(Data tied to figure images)
════════════════════

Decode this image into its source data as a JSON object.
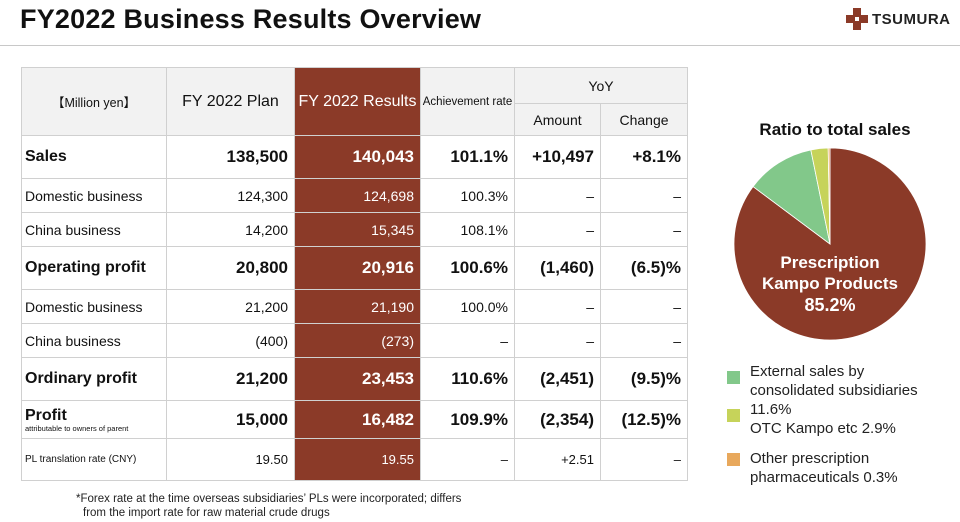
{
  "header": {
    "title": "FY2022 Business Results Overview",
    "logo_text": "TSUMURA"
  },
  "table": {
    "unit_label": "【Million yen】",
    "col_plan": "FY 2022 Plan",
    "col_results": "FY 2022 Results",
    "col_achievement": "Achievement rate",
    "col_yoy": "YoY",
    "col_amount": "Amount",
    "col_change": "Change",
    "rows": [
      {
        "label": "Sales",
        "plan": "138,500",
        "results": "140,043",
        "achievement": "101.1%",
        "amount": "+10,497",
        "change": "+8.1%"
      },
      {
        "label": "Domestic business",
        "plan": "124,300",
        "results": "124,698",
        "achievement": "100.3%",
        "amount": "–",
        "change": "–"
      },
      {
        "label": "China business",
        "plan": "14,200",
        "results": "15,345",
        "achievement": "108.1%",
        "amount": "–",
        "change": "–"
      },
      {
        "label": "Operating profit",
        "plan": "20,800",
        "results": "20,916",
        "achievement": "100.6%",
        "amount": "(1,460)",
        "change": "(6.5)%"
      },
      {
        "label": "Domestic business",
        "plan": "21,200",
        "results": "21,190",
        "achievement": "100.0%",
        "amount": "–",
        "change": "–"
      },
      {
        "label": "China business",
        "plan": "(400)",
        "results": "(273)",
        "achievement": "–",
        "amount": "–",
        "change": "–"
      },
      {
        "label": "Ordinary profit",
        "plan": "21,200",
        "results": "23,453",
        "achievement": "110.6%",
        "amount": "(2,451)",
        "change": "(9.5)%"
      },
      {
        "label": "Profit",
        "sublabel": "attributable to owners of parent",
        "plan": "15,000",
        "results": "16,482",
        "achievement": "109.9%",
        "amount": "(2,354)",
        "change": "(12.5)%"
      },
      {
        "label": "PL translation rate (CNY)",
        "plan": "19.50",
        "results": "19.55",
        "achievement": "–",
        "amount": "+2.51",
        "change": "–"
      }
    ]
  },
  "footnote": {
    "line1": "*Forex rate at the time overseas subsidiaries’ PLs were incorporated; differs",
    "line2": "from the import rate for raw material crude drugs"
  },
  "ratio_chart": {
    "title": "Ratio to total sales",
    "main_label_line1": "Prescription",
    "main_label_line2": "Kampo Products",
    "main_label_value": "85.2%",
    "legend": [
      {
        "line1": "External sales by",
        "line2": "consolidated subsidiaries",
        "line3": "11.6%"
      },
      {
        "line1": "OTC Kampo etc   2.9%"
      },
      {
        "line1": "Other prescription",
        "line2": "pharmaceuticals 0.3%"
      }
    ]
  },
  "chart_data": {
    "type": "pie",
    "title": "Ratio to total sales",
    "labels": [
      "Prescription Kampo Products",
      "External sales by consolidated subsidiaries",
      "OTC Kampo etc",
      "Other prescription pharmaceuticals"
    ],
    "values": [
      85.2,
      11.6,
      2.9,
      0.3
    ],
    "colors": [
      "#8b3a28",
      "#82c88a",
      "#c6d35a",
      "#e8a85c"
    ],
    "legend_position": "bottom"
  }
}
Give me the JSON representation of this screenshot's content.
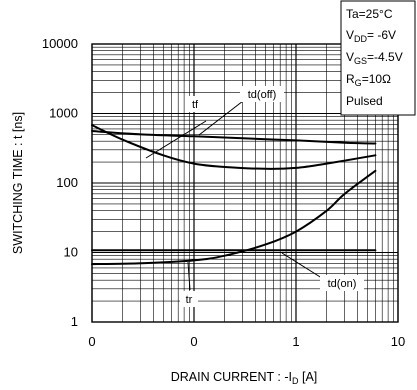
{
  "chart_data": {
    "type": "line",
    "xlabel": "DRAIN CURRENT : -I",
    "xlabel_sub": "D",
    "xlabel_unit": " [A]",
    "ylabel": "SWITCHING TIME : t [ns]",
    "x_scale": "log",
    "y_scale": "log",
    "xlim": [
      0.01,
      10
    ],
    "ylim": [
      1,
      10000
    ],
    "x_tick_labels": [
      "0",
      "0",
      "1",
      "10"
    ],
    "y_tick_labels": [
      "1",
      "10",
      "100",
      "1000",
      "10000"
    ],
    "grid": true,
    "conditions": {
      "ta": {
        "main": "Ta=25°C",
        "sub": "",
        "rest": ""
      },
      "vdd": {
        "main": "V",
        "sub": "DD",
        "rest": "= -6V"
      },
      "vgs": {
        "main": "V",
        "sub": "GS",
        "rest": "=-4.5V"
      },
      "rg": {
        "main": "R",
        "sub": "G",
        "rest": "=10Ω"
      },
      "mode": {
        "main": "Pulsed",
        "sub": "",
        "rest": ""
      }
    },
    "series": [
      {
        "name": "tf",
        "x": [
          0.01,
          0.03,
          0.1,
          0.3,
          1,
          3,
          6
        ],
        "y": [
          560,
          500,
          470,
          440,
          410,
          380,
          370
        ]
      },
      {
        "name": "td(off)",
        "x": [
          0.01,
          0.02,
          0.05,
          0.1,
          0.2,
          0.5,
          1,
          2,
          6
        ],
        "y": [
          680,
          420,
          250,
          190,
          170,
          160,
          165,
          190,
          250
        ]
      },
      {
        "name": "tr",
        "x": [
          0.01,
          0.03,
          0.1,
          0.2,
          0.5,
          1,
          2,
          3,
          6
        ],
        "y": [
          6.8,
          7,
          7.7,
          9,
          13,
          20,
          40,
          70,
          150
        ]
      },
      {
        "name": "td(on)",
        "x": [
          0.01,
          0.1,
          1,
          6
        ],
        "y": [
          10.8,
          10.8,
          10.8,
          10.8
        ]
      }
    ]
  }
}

════════════════════

> Direction
Reproduce the listing word for word and omit its pictures.

> Written solution
Decode this image into its source data as a JSON object.
{
  "header": {
    "title": "FY2022 Business Results Overview",
    "logo_text": "TSUMURA"
  },
  "table": {
    "unit_label": "【Million yen】",
    "col_plan": "FY 2022 Plan",
    "col_results": "FY 2022 Results",
    "col_achievement": "Achievement rate",
    "col_yoy": "YoY",
    "col_amount": "Amount",
    "col_change": "Change",
    "rows": [
      {
        "label": "Sales",
        "plan": "138,500",
        "results": "140,043",
        "achievement": "101.1%",
        "amount": "+10,497",
        "change": "+8.1%"
      },
      {
        "label": "Domestic business",
        "plan": "124,300",
        "results": "124,698",
        "achievement": "100.3%",
        "amount": "–",
        "change": "–"
      },
      {
        "label": "China business",
        "plan": "14,200",
        "results": "15,345",
        "achievement": "108.1%",
        "amount": "–",
        "change": "–"
      },
      {
        "label": "Operating profit",
        "plan": "20,800",
        "results": "20,916",
        "achievement": "100.6%",
        "amount": "(1,460)",
        "change": "(6.5)%"
      },
      {
        "label": "Domestic business",
        "plan": "21,200",
        "results": "21,190",
        "achievement": "100.0%",
        "amount": "–",
        "change": "–"
      },
      {
        "label": "China business",
        "plan": "(400)",
        "results": "(273)",
        "achievement": "–",
        "amount": "–",
        "change": "–"
      },
      {
        "label": "Ordinary profit",
        "plan": "21,200",
        "results": "23,453",
        "achievement": "110.6%",
        "amount": "(2,451)",
        "change": "(9.5)%"
      },
      {
        "label": "Profit",
        "sublabel": "attributable to owners of parent",
        "plan": "15,000",
        "results": "16,482",
        "achievement": "109.9%",
        "amount": "(2,354)",
        "change": "(12.5)%"
      },
      {
        "label": "PL translation rate (CNY)",
        "plan": "19.50",
        "results": "19.55",
        "achievement": "–",
        "amount": "+2.51",
        "change": "–"
      }
    ]
  },
  "footnote": {
    "line1": "*Forex rate at the time overseas subsidiaries’ PLs were incorporated; differs",
    "line2": "from the import rate for raw material crude drugs"
  },
  "ratio_chart": {
    "title": "Ratio to total sales",
    "main_label_line1": "Prescription",
    "main_label_line2": "Kampo Products",
    "main_label_value": "85.2%",
    "legend": [
      {
        "line1": "External sales by",
        "line2": "consolidated subsidiaries",
        "line3": "11.6%"
      },
      {
        "line1": "OTC Kampo etc   2.9%"
      },
      {
        "line1": "Other prescription",
        "line2": "pharmaceuticals 0.3%"
      }
    ]
  },
  "chart_data": {
    "type": "pie",
    "title": "Ratio to total sales",
    "labels": [
      "Prescription Kampo Products",
      "External sales by consolidated subsidiaries",
      "OTC Kampo etc",
      "Other prescription pharmaceuticals"
    ],
    "values": [
      85.2,
      11.6,
      2.9,
      0.3
    ],
    "colors": [
      "#8b3a28",
      "#82c88a",
      "#c6d35a",
      "#e8a85c"
    ],
    "legend_position": "bottom"
  }
}
Give me the JSON representation of this screenshot's content.
{
  "chart_data": {
    "type": "line",
    "xlabel": "DRAIN CURRENT : -I",
    "xlabel_sub": "D",
    "xlabel_unit": " [A]",
    "ylabel": "SWITCHING TIME : t [ns]",
    "x_scale": "log",
    "y_scale": "log",
    "xlim": [
      0.01,
      10
    ],
    "ylim": [
      1,
      10000
    ],
    "x_tick_labels": [
      "0",
      "0",
      "1",
      "10"
    ],
    "y_tick_labels": [
      "1",
      "10",
      "100",
      "1000",
      "10000"
    ],
    "grid": true,
    "conditions": {
      "ta": {
        "main": "Ta=25°C",
        "sub": "",
        "rest": ""
      },
      "vdd": {
        "main": "V",
        "sub": "DD",
        "rest": "= -6V"
      },
      "vgs": {
        "main": "V",
        "sub": "GS",
        "rest": "=-4.5V"
      },
      "rg": {
        "main": "R",
        "sub": "G",
        "rest": "=10Ω"
      },
      "mode": {
        "main": "Pulsed",
        "sub": "",
        "rest": ""
      }
    },
    "series": [
      {
        "name": "tf",
        "x": [
          0.01,
          0.03,
          0.1,
          0.3,
          1,
          3,
          6
        ],
        "y": [
          560,
          500,
          470,
          440,
          410,
          380,
          370
        ]
      },
      {
        "name": "td(off)",
        "x": [
          0.01,
          0.02,
          0.05,
          0.1,
          0.2,
          0.5,
          1,
          2,
          6
        ],
        "y": [
          680,
          420,
          250,
          190,
          170,
          160,
          165,
          190,
          250
        ]
      },
      {
        "name": "tr",
        "x": [
          0.01,
          0.03,
          0.1,
          0.2,
          0.5,
          1,
          2,
          3,
          6
        ],
        "y": [
          6.8,
          7,
          7.7,
          9,
          13,
          20,
          40,
          70,
          150
        ]
      },
      {
        "name": "td(on)",
        "x": [
          0.01,
          0.1,
          1,
          6
        ],
        "y": [
          10.8,
          10.8,
          10.8,
          10.8
        ]
      }
    ]
  }
}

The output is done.